EXERCISE DATA:

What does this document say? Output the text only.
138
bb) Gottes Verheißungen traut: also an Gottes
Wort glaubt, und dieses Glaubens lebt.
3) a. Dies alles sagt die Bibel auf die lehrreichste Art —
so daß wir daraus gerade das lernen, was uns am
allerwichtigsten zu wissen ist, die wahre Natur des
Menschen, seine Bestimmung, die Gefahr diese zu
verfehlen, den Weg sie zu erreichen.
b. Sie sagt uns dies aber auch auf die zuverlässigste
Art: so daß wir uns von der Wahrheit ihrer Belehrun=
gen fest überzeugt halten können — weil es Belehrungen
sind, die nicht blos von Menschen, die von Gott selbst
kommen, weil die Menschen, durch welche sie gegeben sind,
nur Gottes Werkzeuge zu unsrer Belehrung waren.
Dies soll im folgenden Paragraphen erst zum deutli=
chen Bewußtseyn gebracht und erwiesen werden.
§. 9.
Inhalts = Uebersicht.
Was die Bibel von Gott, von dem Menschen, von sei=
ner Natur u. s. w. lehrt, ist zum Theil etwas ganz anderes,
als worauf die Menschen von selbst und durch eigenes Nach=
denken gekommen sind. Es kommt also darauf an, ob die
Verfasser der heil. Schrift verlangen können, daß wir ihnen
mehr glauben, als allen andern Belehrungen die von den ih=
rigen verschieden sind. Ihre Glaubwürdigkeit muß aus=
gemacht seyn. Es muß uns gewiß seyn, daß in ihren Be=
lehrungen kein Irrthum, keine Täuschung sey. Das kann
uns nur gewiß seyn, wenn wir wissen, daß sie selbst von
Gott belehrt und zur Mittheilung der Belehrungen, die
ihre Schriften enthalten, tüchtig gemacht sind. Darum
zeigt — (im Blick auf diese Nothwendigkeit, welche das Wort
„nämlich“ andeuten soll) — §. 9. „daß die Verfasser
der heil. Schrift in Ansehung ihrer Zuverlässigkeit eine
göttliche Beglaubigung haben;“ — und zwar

PROMPT: Check each line of the data above for the word "Natur" and copy the ones where it is found.

OUTPUT OF THE TASK:
allerwichtigsten zu wissen ist, die wahre Natur des
ner Natur u. s. w. lehrt, ist zum Theil etwas ganz anderes,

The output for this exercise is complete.